# Given instruction
Check every line of the material below for "output". Give the number of lines that have it, and only that.

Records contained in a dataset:

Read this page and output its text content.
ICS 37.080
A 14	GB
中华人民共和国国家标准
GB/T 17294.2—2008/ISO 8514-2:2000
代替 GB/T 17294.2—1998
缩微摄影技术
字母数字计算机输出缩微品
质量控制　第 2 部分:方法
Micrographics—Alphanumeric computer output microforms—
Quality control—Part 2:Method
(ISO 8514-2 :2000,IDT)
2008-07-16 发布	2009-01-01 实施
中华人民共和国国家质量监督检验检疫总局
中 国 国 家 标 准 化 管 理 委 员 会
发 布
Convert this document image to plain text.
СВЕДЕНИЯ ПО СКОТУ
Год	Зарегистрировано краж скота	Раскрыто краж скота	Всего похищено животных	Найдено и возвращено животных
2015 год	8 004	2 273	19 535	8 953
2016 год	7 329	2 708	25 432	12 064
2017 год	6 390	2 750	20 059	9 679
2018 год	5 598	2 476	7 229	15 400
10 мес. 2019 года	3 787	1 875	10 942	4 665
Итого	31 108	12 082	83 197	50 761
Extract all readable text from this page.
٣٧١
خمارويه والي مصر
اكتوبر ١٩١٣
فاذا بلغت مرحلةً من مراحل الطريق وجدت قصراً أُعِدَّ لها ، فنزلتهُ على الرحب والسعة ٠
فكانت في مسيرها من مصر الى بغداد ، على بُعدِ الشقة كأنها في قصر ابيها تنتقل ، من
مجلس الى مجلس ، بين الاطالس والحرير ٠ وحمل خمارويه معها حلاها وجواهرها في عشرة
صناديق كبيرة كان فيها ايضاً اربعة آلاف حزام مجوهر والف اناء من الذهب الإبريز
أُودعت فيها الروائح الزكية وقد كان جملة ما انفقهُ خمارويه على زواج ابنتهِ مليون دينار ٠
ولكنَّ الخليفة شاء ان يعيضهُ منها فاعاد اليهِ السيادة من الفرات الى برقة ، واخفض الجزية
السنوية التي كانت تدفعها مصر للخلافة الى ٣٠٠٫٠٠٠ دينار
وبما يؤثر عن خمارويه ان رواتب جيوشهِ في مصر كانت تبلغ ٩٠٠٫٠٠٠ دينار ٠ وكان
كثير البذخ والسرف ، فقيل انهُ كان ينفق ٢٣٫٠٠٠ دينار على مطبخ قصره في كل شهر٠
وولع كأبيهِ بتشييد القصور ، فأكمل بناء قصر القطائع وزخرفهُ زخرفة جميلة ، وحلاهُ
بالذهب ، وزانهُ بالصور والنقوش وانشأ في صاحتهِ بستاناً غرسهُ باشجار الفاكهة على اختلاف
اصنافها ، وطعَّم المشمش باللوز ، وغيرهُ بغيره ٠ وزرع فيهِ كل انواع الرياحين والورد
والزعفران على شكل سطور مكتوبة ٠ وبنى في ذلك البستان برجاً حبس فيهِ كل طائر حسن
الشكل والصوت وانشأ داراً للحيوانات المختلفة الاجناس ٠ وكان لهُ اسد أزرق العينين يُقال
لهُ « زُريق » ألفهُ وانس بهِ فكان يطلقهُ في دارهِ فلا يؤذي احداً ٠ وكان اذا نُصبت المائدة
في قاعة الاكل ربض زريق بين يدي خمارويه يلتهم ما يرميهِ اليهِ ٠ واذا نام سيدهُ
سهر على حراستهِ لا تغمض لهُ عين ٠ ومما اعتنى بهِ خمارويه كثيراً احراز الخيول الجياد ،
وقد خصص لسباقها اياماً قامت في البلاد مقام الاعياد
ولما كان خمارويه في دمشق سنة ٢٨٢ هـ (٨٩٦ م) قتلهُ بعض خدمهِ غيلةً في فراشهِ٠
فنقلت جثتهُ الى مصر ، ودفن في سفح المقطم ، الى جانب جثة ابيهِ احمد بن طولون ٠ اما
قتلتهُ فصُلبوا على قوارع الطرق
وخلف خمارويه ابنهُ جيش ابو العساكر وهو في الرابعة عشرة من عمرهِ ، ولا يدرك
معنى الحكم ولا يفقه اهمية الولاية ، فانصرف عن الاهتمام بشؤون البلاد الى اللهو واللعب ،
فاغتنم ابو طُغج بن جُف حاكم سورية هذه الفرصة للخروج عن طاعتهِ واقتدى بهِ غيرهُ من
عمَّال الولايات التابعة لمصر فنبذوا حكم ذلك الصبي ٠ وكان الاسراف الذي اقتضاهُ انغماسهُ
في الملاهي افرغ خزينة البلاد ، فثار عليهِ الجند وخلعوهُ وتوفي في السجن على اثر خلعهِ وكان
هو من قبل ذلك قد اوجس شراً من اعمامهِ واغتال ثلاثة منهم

# Task solution
2